# Aim of the exercise
In the copy, keep every record exact and leave out all images.
--- start of The data ---
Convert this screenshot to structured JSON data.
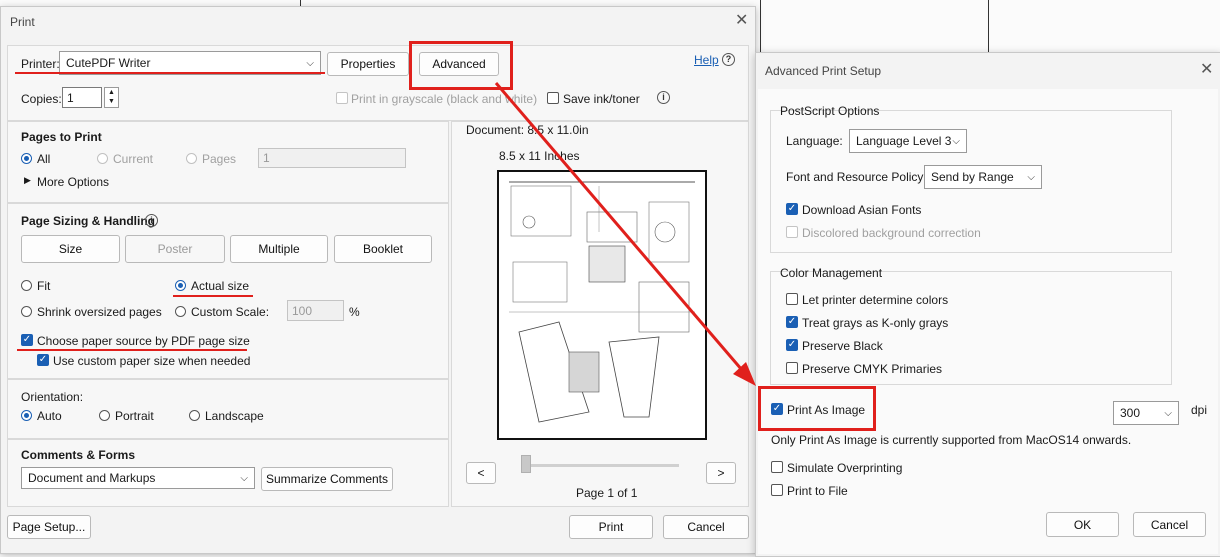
{
  "print_dialog": {
    "title": "Print",
    "printer_label": "Printer:",
    "printer_value": "CutePDF Writer",
    "properties_label": "Properties",
    "advanced_label": "Advanced",
    "help_label": "Help",
    "copies_label": "Copies:",
    "copies_value": "1",
    "grayscale_label": "Print in grayscale (black and white)",
    "save_ink_label": "Save ink/toner",
    "pages_to_print": {
      "heading": "Pages to Print",
      "all": "All",
      "current": "Current",
      "pages": "Pages",
      "pages_value": "1",
      "more_options": "More Options"
    },
    "page_sizing": {
      "heading": "Page Sizing & Handling",
      "tabs": [
        "Size",
        "Poster",
        "Multiple",
        "Booklet"
      ],
      "fit": "Fit",
      "actual_size": "Actual size",
      "shrink": "Shrink oversized pages",
      "custom_scale": "Custom Scale:",
      "scale_value": "100",
      "percent": "%",
      "choose_paper": "Choose paper source by PDF page size",
      "custom_paper": "Use custom paper size when needed"
    },
    "orientation": {
      "heading": "Orientation:",
      "auto": "Auto",
      "portrait": "Portrait",
      "landscape": "Landscape"
    },
    "comments": {
      "heading": "Comments & Forms",
      "value": "Document and Markups",
      "summarize": "Summarize Comments"
    },
    "preview": {
      "document_size": "Document: 8.5 x 11.0in",
      "paper_size": "8.5 x 11 Inches",
      "prev": "<",
      "next": ">",
      "page_info": "Page 1 of 1"
    },
    "page_setup_label": "Page Setup...",
    "print_label": "Print",
    "cancel_label": "Cancel"
  },
  "advanced_dialog": {
    "title": "Advanced Print Setup",
    "postscript": {
      "heading": "PostScript Options",
      "language_label": "Language:",
      "language_value": "Language Level 3",
      "font_policy_label": "Font and Resource Policy:",
      "font_policy_value": "Send by Range",
      "download_fonts": "Download Asian Fonts",
      "discolored": "Discolored background correction"
    },
    "color": {
      "heading": "Color Management",
      "let_printer": "Let printer determine colors",
      "treat_grays": "Treat grays as K-only grays",
      "preserve_black": "Preserve Black",
      "preserve_cmyk": "Preserve CMYK Primaries"
    },
    "print_as_image": "Print As Image",
    "dpi_value": "300",
    "dpi_label": "dpi",
    "macos_note": "Only Print As Image is currently supported from MacOS14 onwards.",
    "simulate": "Simulate Overprinting",
    "print_to_file": "Print to File",
    "ok_label": "OK",
    "cancel_label": "Cancel"
  },
  "colors": {
    "accent": "#1a5fb4",
    "annotation_red": "#e0201c"
  }
}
--- end of The data ---
# The reply
Convert this screenshot to structured JSON data.
{
  "print_dialog": {
    "title": "Print",
    "printer_label": "Printer:",
    "printer_value": "CutePDF Writer",
    "properties_label": "Properties",
    "advanced_label": "Advanced",
    "help_label": "Help",
    "copies_label": "Copies:",
    "copies_value": "1",
    "grayscale_label": "Print in grayscale (black and white)",
    "save_ink_label": "Save ink/toner",
    "pages_to_print": {
      "heading": "Pages to Print",
      "all": "All",
      "current": "Current",
      "pages": "Pages",
      "pages_value": "1",
      "more_options": "More Options"
    },
    "page_sizing": {
      "heading": "Page Sizing & Handling",
      "tabs": [
        "Size",
        "Poster",
        "Multiple",
        "Booklet"
      ],
      "fit": "Fit",
      "actual_size": "Actual size",
      "shrink": "Shrink oversized pages",
      "custom_scale": "Custom Scale:",
      "scale_value": "100",
      "percent": "%",
      "choose_paper": "Choose paper source by PDF page size",
      "custom_paper": "Use custom paper size when needed"
    },
    "orientation": {
      "heading": "Orientation:",
      "auto": "Auto",
      "portrait": "Portrait",
      "landscape": "Landscape"
    },
    "comments": {
      "heading": "Comments & Forms",
      "value": "Document and Markups",
      "summarize": "Summarize Comments"
    },
    "preview": {
      "document_size": "Document: 8.5 x 11.0in",
      "paper_size": "8.5 x 11 Inches",
      "prev": "<",
      "next": ">",
      "page_info": "Page 1 of 1"
    },
    "page_setup_label": "Page Setup...",
    "print_label": "Print",
    "cancel_label": "Cancel"
  },
  "advanced_dialog": {
    "title": "Advanced Print Setup",
    "postscript": {
      "heading": "PostScript Options",
      "language_label": "Language:",
      "language_value": "Language Level 3",
      "font_policy_label": "Font and Resource Policy:",
      "font_policy_value": "Send by Range",
      "download_fonts": "Download Asian Fonts",
      "discolored": "Discolored background correction"
    },
    "color": {
      "heading": "Color Management",
      "let_printer": "Let printer determine colors",
      "treat_grays": "Treat grays as K-only grays",
      "preserve_black": "Preserve Black",
      "preserve_cmyk": "Preserve CMYK Primaries"
    },
    "print_as_image": "Print As Image",
    "dpi_value": "300",
    "dpi_label": "dpi",
    "macos_note": "Only Print As Image is currently supported from MacOS14 onwards.",
    "simulate": "Simulate Overprinting",
    "print_to_file": "Print to File",
    "ok_label": "OK",
    "cancel_label": "Cancel"
  },
  "colors": {
    "accent": "#1a5fb4",
    "annotation_red": "#e0201c"
  }
}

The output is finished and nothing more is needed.